## begin Record set
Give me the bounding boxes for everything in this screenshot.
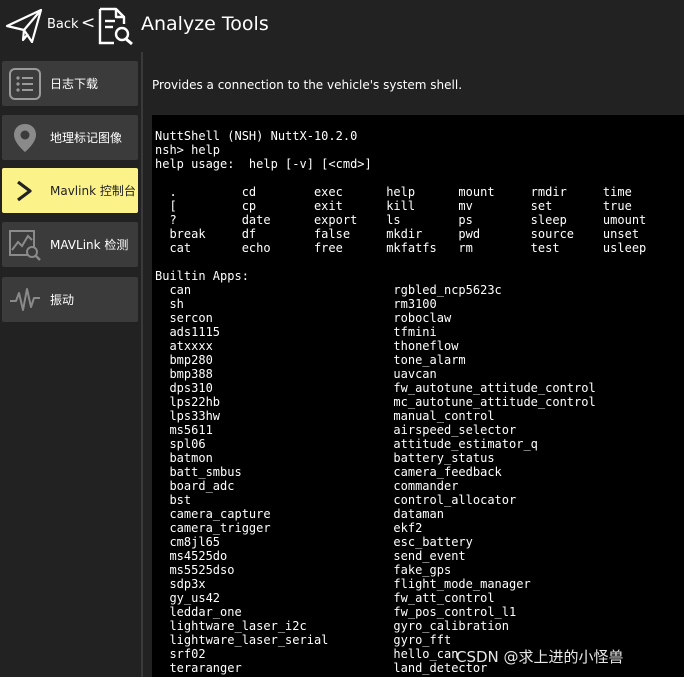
description-text: Provides a connection to the vehicle's s…	[152, 78, 463, 92]
sidebar: 日志下载 地理标记图像 Mavlink 控制台 MAVLink 检测 振动	[0, 52, 142, 677]
sidebar-item-mavlink-console[interactable]: Mavlink 控制台	[2, 168, 138, 213]
document-search-icon	[97, 6, 135, 46]
sidebar-item-vibration[interactable]: 振动	[2, 277, 138, 322]
back-button[interactable]: Back	[47, 17, 79, 32]
chevron-left-icon: <	[81, 13, 96, 33]
main-panel: Provides a connection to the vehicle's s…	[143, 52, 684, 677]
map-pin-icon	[8, 121, 42, 155]
chart-search-icon	[8, 228, 42, 262]
sidebar-item-label: Mavlink 控制台	[50, 184, 136, 198]
chevron-right-icon	[8, 174, 42, 208]
console-text: NuttShell (NSH) NuttX-10.2.0 nsh> help h…	[155, 129, 647, 675]
sidebar-item-label: 振动	[50, 293, 75, 307]
sidebar-item-mavlink-inspector[interactable]: MAVLink 检测	[2, 222, 138, 267]
top-toolbar: Back < Analyze Tools	[0, 0, 684, 52]
page-title: Analyze Tools	[141, 13, 269, 35]
sidebar-item-geotag-images[interactable]: 地理标记图像	[2, 115, 138, 160]
waveform-icon	[8, 283, 42, 317]
sidebar-item-log-download[interactable]: 日志下载	[2, 61, 138, 106]
sidebar-item-label: 日志下载	[50, 77, 99, 91]
console-output[interactable]: NuttShell (NSH) NuttX-10.2.0 nsh> help h…	[152, 115, 684, 677]
watermark: CSDN @求上进的小怪兽	[456, 648, 624, 666]
list-icon	[8, 67, 42, 101]
sidebar-item-label: 地理标记图像	[50, 131, 123, 145]
paper-plane-icon[interactable]	[4, 6, 44, 46]
sidebar-item-label: MAVLink 检测	[50, 238, 129, 252]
## end Record set
**Task requirements**
Copy the rows unchanged, starting at the line that contains "description-text: Provides a" and ending after the line that contains "228, 42, 262]".

**Correct answer**
description-text: Provides a connection to the vehicle's s…	[152, 78, 463, 92]
sidebar: 日志下载 地理标记图像 Mavlink 控制台 MAVLink 检测 振动	[0, 52, 142, 677]
sidebar-item-mavlink-console[interactable]: Mavlink 控制台	[2, 168, 138, 213]
document-search-icon	[97, 6, 135, 46]
sidebar-item-vibration[interactable]: 振动	[2, 277, 138, 322]
back-button[interactable]: Back	[47, 17, 79, 32]
chevron-left-icon: <	[81, 13, 96, 33]
main-panel: Provides a connection to the vehicle's s…	[143, 52, 684, 677]
map-pin-icon	[8, 121, 42, 155]
chart-search-icon	[8, 228, 42, 262]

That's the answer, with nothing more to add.